▸ **Written exercise 1**
According to the text on De Bry's engraving, why had De Bry been forced to leave his native Liege?

▸ **Text section**
____

The background of the engraving substantiates that what De Bry is showing us here is essentially a shift in power, something of which European readers in the late sixteenth century were all too aware. Columbus’ impressive ships, the Nina, the Pinta, and the Santa Maria, refer to both this prologue to the moment De Bry captured, and the fundamental inequalities of the intercultural relationship that lie ahead. While more Spaniards disembark to take possession of the island, the natives flee after apparently having first approached the ships. The power shift is made abundantly clear by the planting of the cross on the left-hand side of the composition. One of the Spanish soldiers has even put his gun to one side to help establish Christianity in the New World—a powerful symbolic gesture that appears to be a precursor to Joe Rosenthal’s iconic photograph of American soldiers raising the flag at Iwo Jima in August 1945.

The planting of the cross was particularly meaningful for Theodore de Bry. According to his own testimony, De Bry, a Calvinist, had been forced to leave his native Liege because of religious persecution. In Frankfurt, too, Calvinists were tolerated only because of their commercial importance to the city. It led De Bry to develop an ingenious strategy for his collection of voyages that would be acceptable across the Old World, for readers of every confessional background. Whereas the Latin translations he made were intended for a Catholic readership, his seemingly identical German editions reveal Protestant sympathies. When comparing the two versions one sees differences in words, sentences, paragraphs, and occasionally even entire accounts. Making alternative engravings, however, was too costly for De Bry’s editorial strategy of confessional differentiation. Different illustrations for different readerships, moreover, would not enhance the authority of his flagship publication that was crucial to the commercial well-being of his publishing house. So for his engravings, De Bry’s method was to enhance the contrast between civilized Christian travelers and the uncivilized heathen peoples of the non-European world, thus creating an iconography that could be appreciated in all corners of the divided continent.

____

▸ **Listed records**
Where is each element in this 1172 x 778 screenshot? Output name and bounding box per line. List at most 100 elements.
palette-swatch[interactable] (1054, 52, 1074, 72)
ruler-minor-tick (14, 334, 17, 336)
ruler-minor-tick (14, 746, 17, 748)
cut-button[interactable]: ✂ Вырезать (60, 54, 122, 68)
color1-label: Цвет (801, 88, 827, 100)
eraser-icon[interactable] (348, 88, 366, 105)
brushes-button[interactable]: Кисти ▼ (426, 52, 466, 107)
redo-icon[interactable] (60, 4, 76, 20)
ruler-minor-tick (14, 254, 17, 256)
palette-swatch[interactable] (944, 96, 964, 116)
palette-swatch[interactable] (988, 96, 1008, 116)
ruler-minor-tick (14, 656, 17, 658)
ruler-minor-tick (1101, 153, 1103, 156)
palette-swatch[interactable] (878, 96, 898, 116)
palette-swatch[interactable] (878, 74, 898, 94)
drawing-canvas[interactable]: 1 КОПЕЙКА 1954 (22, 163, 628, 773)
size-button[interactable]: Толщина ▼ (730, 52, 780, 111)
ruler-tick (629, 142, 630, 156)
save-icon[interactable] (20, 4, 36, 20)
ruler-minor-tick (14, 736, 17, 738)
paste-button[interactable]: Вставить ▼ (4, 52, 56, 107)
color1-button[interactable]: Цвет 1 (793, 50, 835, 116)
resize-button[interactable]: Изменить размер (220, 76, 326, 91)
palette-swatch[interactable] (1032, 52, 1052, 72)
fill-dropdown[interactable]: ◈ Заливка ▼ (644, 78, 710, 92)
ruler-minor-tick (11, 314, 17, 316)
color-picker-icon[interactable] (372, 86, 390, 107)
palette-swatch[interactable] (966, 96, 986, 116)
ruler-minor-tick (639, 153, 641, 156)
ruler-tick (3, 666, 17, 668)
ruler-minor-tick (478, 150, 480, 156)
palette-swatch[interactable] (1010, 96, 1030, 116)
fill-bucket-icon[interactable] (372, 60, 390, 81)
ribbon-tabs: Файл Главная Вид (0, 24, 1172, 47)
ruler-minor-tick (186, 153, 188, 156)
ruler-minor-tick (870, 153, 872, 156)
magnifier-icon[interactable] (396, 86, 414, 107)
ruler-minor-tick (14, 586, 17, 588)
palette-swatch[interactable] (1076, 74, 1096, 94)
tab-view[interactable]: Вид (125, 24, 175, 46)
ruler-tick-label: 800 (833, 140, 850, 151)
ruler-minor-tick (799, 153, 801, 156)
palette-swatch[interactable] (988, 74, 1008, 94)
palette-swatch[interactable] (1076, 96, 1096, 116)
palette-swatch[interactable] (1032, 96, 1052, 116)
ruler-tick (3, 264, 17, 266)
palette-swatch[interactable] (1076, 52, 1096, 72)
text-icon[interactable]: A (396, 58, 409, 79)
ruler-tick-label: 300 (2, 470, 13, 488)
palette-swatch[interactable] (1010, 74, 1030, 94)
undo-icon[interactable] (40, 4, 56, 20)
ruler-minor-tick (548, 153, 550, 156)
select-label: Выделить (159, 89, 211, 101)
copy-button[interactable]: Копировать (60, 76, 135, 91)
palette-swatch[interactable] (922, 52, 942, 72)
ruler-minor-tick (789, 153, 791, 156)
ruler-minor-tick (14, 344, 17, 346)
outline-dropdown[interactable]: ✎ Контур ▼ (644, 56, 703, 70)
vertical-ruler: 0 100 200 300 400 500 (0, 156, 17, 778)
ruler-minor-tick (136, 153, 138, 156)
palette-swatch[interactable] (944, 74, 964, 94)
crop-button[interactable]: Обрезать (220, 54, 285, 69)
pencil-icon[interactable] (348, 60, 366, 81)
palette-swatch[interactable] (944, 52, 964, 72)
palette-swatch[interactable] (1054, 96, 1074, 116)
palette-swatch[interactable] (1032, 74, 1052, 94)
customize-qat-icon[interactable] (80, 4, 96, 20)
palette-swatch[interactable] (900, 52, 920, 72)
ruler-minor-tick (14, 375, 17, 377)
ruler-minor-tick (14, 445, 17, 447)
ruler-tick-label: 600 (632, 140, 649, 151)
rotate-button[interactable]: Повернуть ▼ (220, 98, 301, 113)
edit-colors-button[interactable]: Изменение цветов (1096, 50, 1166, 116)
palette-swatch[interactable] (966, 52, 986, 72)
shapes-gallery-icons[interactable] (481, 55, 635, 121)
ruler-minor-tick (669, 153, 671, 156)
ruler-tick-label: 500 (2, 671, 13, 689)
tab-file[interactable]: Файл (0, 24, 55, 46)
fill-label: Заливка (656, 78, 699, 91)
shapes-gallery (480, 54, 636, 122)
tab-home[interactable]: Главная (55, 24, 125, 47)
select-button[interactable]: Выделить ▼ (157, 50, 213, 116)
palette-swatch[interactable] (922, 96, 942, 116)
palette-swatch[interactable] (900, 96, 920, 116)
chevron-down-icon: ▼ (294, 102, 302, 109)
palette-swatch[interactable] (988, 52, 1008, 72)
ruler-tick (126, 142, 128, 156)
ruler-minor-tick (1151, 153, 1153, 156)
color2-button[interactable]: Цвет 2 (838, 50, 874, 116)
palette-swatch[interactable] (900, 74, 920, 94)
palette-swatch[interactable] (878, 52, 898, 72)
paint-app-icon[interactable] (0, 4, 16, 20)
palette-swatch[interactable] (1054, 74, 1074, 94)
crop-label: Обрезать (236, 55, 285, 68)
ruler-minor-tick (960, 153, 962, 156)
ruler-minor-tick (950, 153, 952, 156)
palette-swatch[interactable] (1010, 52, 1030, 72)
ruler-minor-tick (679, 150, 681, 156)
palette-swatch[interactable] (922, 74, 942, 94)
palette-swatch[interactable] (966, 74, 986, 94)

____

▸ **Written exercise 2**
Output the rows verbatim, from the start of the rows up to and including the line that contains "ruler-minor-tick (14, 746, 17, 748)".

▸ **Right answer 1**
Because of religious persecution.

▸ **Right answer 2**
Where is each element in this 1172 x 778 screenshot? Output name and bounding box per line. List at most 100 elements.
palette-swatch[interactable] (1054, 52, 1074, 72)
ruler-minor-tick (14, 334, 17, 336)
ruler-minor-tick (14, 746, 17, 748)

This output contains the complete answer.